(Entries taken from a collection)

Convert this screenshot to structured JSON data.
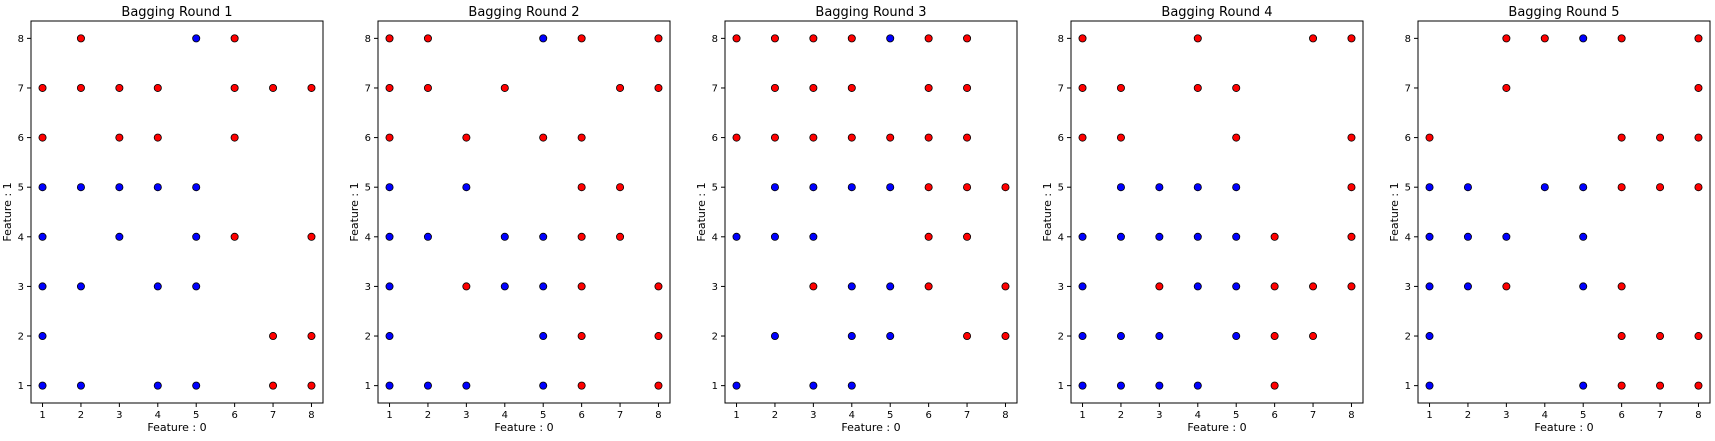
{
  "colors": {
    "red": "#ff0000",
    "blue": "#0000ff",
    "edge": "#000000"
  },
  "chart_data": [
    {
      "type": "scatter",
      "title": "Bagging Round 1",
      "xlabel": "Feature : 0",
      "ylabel": "Feature : 1",
      "xlim": [
        0.7,
        8.3
      ],
      "ylim": [
        0.65,
        8.35
      ],
      "xticks": [
        1,
        2,
        3,
        4,
        5,
        6,
        7,
        8
      ],
      "yticks": [
        1,
        2,
        3,
        4,
        5,
        6,
        7,
        8
      ],
      "points": {
        "red": [
          [
            2,
            8
          ],
          [
            6,
            8
          ],
          [
            1,
            7
          ],
          [
            2,
            7
          ],
          [
            3,
            7
          ],
          [
            4,
            7
          ],
          [
            6,
            7
          ],
          [
            7,
            7
          ],
          [
            8,
            7
          ],
          [
            1,
            6
          ],
          [
            3,
            6
          ],
          [
            4,
            6
          ],
          [
            6,
            6
          ],
          [
            6,
            4
          ],
          [
            8,
            4
          ],
          [
            7,
            2
          ],
          [
            8,
            2
          ],
          [
            7,
            1
          ],
          [
            8,
            1
          ]
        ],
        "blue": [
          [
            5,
            8
          ],
          [
            1,
            5
          ],
          [
            2,
            5
          ],
          [
            3,
            5
          ],
          [
            4,
            5
          ],
          [
            5,
            5
          ],
          [
            1,
            4
          ],
          [
            3,
            4
          ],
          [
            5,
            4
          ],
          [
            1,
            3
          ],
          [
            2,
            3
          ],
          [
            4,
            3
          ],
          [
            5,
            3
          ],
          [
            1,
            2
          ],
          [
            1,
            1
          ],
          [
            2,
            1
          ],
          [
            4,
            1
          ],
          [
            5,
            1
          ]
        ]
      }
    },
    {
      "type": "scatter",
      "title": "Bagging Round 2",
      "xlabel": "Feature : 0",
      "ylabel": "Feature : 1",
      "xlim": [
        0.7,
        8.3
      ],
      "ylim": [
        0.65,
        8.35
      ],
      "xticks": [
        1,
        2,
        3,
        4,
        5,
        6,
        7,
        8
      ],
      "yticks": [
        1,
        2,
        3,
        4,
        5,
        6,
        7,
        8
      ],
      "points": {
        "red": [
          [
            1,
            8
          ],
          [
            2,
            8
          ],
          [
            6,
            8
          ],
          [
            8,
            8
          ],
          [
            1,
            7
          ],
          [
            2,
            7
          ],
          [
            4,
            7
          ],
          [
            7,
            7
          ],
          [
            8,
            7
          ],
          [
            1,
            6
          ],
          [
            3,
            6
          ],
          [
            5,
            6
          ],
          [
            6,
            6
          ],
          [
            6,
            5
          ],
          [
            7,
            5
          ],
          [
            6,
            4
          ],
          [
            7,
            4
          ],
          [
            3,
            3
          ],
          [
            6,
            3
          ],
          [
            8,
            3
          ],
          [
            6,
            2
          ],
          [
            8,
            2
          ],
          [
            6,
            1
          ],
          [
            8,
            1
          ]
        ],
        "blue": [
          [
            5,
            8
          ],
          [
            1,
            5
          ],
          [
            3,
            5
          ],
          [
            1,
            4
          ],
          [
            2,
            4
          ],
          [
            4,
            4
          ],
          [
            5,
            4
          ],
          [
            1,
            3
          ],
          [
            4,
            3
          ],
          [
            5,
            3
          ],
          [
            1,
            2
          ],
          [
            5,
            2
          ],
          [
            1,
            1
          ],
          [
            2,
            1
          ],
          [
            3,
            1
          ],
          [
            5,
            1
          ]
        ]
      }
    },
    {
      "type": "scatter",
      "title": "Bagging Round 3",
      "xlabel": "Feature : 0",
      "ylabel": "Feature : 1",
      "xlim": [
        0.7,
        8.3
      ],
      "ylim": [
        0.65,
        8.35
      ],
      "xticks": [
        1,
        2,
        3,
        4,
        5,
        6,
        7,
        8
      ],
      "yticks": [
        1,
        2,
        3,
        4,
        5,
        6,
        7,
        8
      ],
      "points": {
        "red": [
          [
            1,
            8
          ],
          [
            2,
            8
          ],
          [
            3,
            8
          ],
          [
            4,
            8
          ],
          [
            6,
            8
          ],
          [
            7,
            8
          ],
          [
            2,
            7
          ],
          [
            3,
            7
          ],
          [
            4,
            7
          ],
          [
            6,
            7
          ],
          [
            7,
            7
          ],
          [
            1,
            6
          ],
          [
            2,
            6
          ],
          [
            3,
            6
          ],
          [
            4,
            6
          ],
          [
            5,
            6
          ],
          [
            6,
            6
          ],
          [
            7,
            6
          ],
          [
            6,
            5
          ],
          [
            7,
            5
          ],
          [
            8,
            5
          ],
          [
            6,
            4
          ],
          [
            7,
            4
          ],
          [
            3,
            3
          ],
          [
            6,
            3
          ],
          [
            8,
            3
          ],
          [
            7,
            2
          ],
          [
            8,
            2
          ]
        ],
        "blue": [
          [
            5,
            8
          ],
          [
            2,
            5
          ],
          [
            3,
            5
          ],
          [
            4,
            5
          ],
          [
            5,
            5
          ],
          [
            1,
            4
          ],
          [
            2,
            4
          ],
          [
            3,
            4
          ],
          [
            4,
            3
          ],
          [
            5,
            3
          ],
          [
            2,
            2
          ],
          [
            4,
            2
          ],
          [
            5,
            2
          ],
          [
            1,
            1
          ],
          [
            3,
            1
          ],
          [
            4,
            1
          ]
        ]
      }
    },
    {
      "type": "scatter",
      "title": "Bagging Round 4",
      "xlabel": "Feature : 0",
      "ylabel": "Feature : 1",
      "xlim": [
        0.7,
        8.3
      ],
      "ylim": [
        0.65,
        8.35
      ],
      "xticks": [
        1,
        2,
        3,
        4,
        5,
        6,
        7,
        8
      ],
      "yticks": [
        1,
        2,
        3,
        4,
        5,
        6,
        7,
        8
      ],
      "points": {
        "red": [
          [
            1,
            8
          ],
          [
            4,
            8
          ],
          [
            7,
            8
          ],
          [
            8,
            8
          ],
          [
            1,
            7
          ],
          [
            2,
            7
          ],
          [
            4,
            7
          ],
          [
            5,
            7
          ],
          [
            1,
            6
          ],
          [
            2,
            6
          ],
          [
            5,
            6
          ],
          [
            8,
            6
          ],
          [
            8,
            5
          ],
          [
            6,
            4
          ],
          [
            8,
            4
          ],
          [
            3,
            3
          ],
          [
            6,
            3
          ],
          [
            7,
            3
          ],
          [
            8,
            3
          ],
          [
            6,
            2
          ],
          [
            7,
            2
          ],
          [
            6,
            1
          ]
        ],
        "blue": [
          [
            2,
            5
          ],
          [
            3,
            5
          ],
          [
            4,
            5
          ],
          [
            5,
            5
          ],
          [
            1,
            4
          ],
          [
            2,
            4
          ],
          [
            3,
            4
          ],
          [
            4,
            4
          ],
          [
            5,
            4
          ],
          [
            1,
            3
          ],
          [
            4,
            3
          ],
          [
            5,
            3
          ],
          [
            1,
            2
          ],
          [
            2,
            2
          ],
          [
            3,
            2
          ],
          [
            5,
            2
          ],
          [
            1,
            1
          ],
          [
            2,
            1
          ],
          [
            3,
            1
          ],
          [
            4,
            1
          ]
        ]
      }
    },
    {
      "type": "scatter",
      "title": "Bagging Round 5",
      "xlabel": "Feature : 0",
      "ylabel": "Feature : 1",
      "xlim": [
        0.7,
        8.3
      ],
      "ylim": [
        0.65,
        8.35
      ],
      "xticks": [
        1,
        2,
        3,
        4,
        5,
        6,
        7,
        8
      ],
      "yticks": [
        1,
        2,
        3,
        4,
        5,
        6,
        7,
        8
      ],
      "points": {
        "red": [
          [
            3,
            8
          ],
          [
            4,
            8
          ],
          [
            6,
            8
          ],
          [
            8,
            8
          ],
          [
            3,
            7
          ],
          [
            8,
            7
          ],
          [
            1,
            6
          ],
          [
            6,
            6
          ],
          [
            7,
            6
          ],
          [
            8,
            6
          ],
          [
            6,
            5
          ],
          [
            7,
            5
          ],
          [
            8,
            5
          ],
          [
            3,
            3
          ],
          [
            6,
            3
          ],
          [
            6,
            2
          ],
          [
            7,
            2
          ],
          [
            8,
            2
          ],
          [
            6,
            1
          ],
          [
            7,
            1
          ],
          [
            8,
            1
          ]
        ],
        "blue": [
          [
            5,
            8
          ],
          [
            1,
            5
          ],
          [
            2,
            5
          ],
          [
            4,
            5
          ],
          [
            5,
            5
          ],
          [
            1,
            4
          ],
          [
            2,
            4
          ],
          [
            3,
            4
          ],
          [
            5,
            4
          ],
          [
            1,
            3
          ],
          [
            2,
            3
          ],
          [
            5,
            3
          ],
          [
            1,
            2
          ],
          [
            1,
            1
          ],
          [
            5,
            1
          ]
        ]
      }
    }
  ]
}
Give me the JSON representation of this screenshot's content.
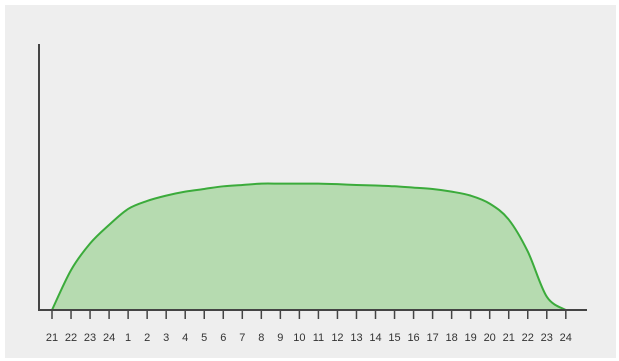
{
  "chart_data": {
    "type": "area",
    "title": "",
    "xlabel": "",
    "ylabel": "",
    "grid": false,
    "legend": "none",
    "categories": [
      "21",
      "22",
      "23",
      "24",
      "1",
      "2",
      "3",
      "4",
      "5",
      "6",
      "7",
      "8",
      "9",
      "10",
      "11",
      "12",
      "13",
      "14",
      "15",
      "16",
      "17",
      "18",
      "19",
      "20",
      "21",
      "22",
      "23",
      "24"
    ],
    "ylim": [
      0,
      100
    ],
    "series": [
      {
        "values": [
          0,
          15,
          25,
          32,
          38,
          41,
          43,
          44.5,
          45.5,
          46.5,
          47,
          47.5,
          47.5,
          47.5,
          47.5,
          47.3,
          47,
          46.8,
          46.5,
          46,
          45.5,
          44.5,
          43,
          40,
          34,
          22,
          5,
          0
        ]
      }
    ],
    "colors": {
      "line": "#3bab3b",
      "fill": "#b6dbb0",
      "axis": "#444444",
      "background": "#eeeeee"
    }
  }
}
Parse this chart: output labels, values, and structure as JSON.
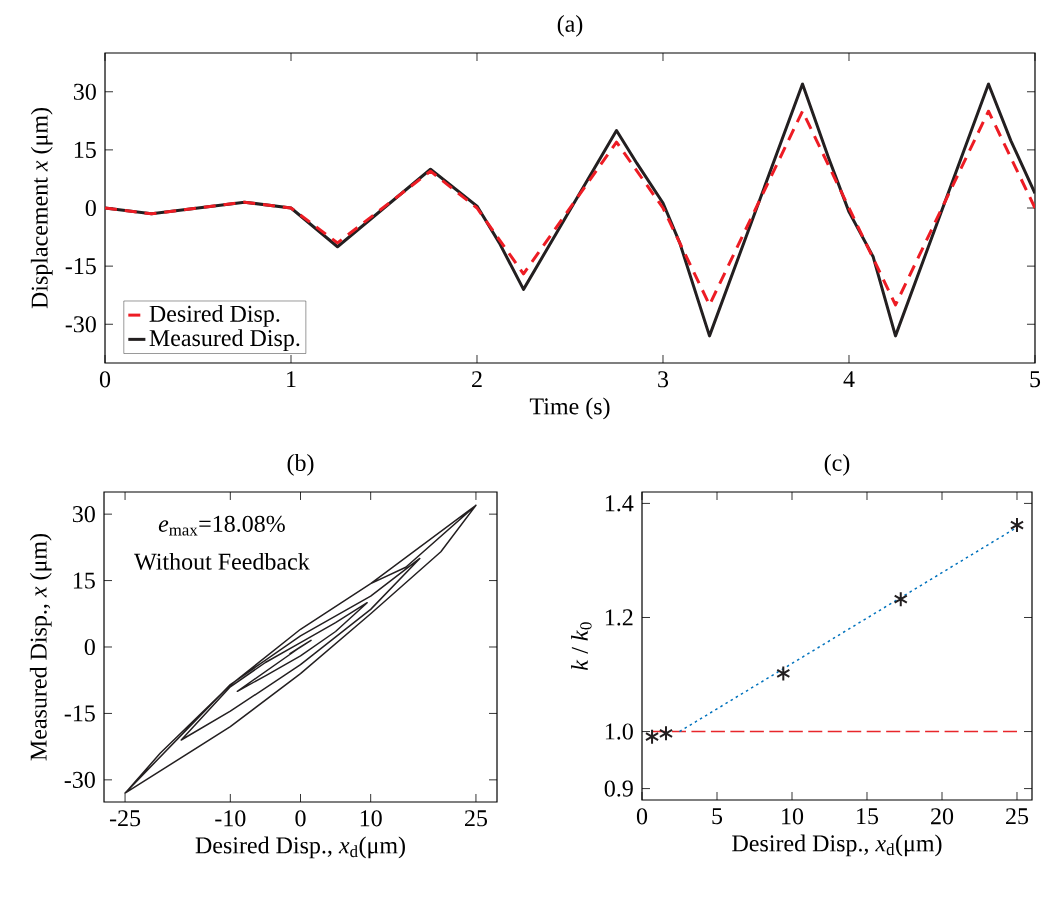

### GIVEN EXERCISE
Search the lines above for the string "this" and copy each line that has it.

### TASK RESPONSE
Convert this screenshot to structured JSON data.
Give me the JSON representation of this screenshot's content.
Parse this chart: output labels, values, and structure as JSON.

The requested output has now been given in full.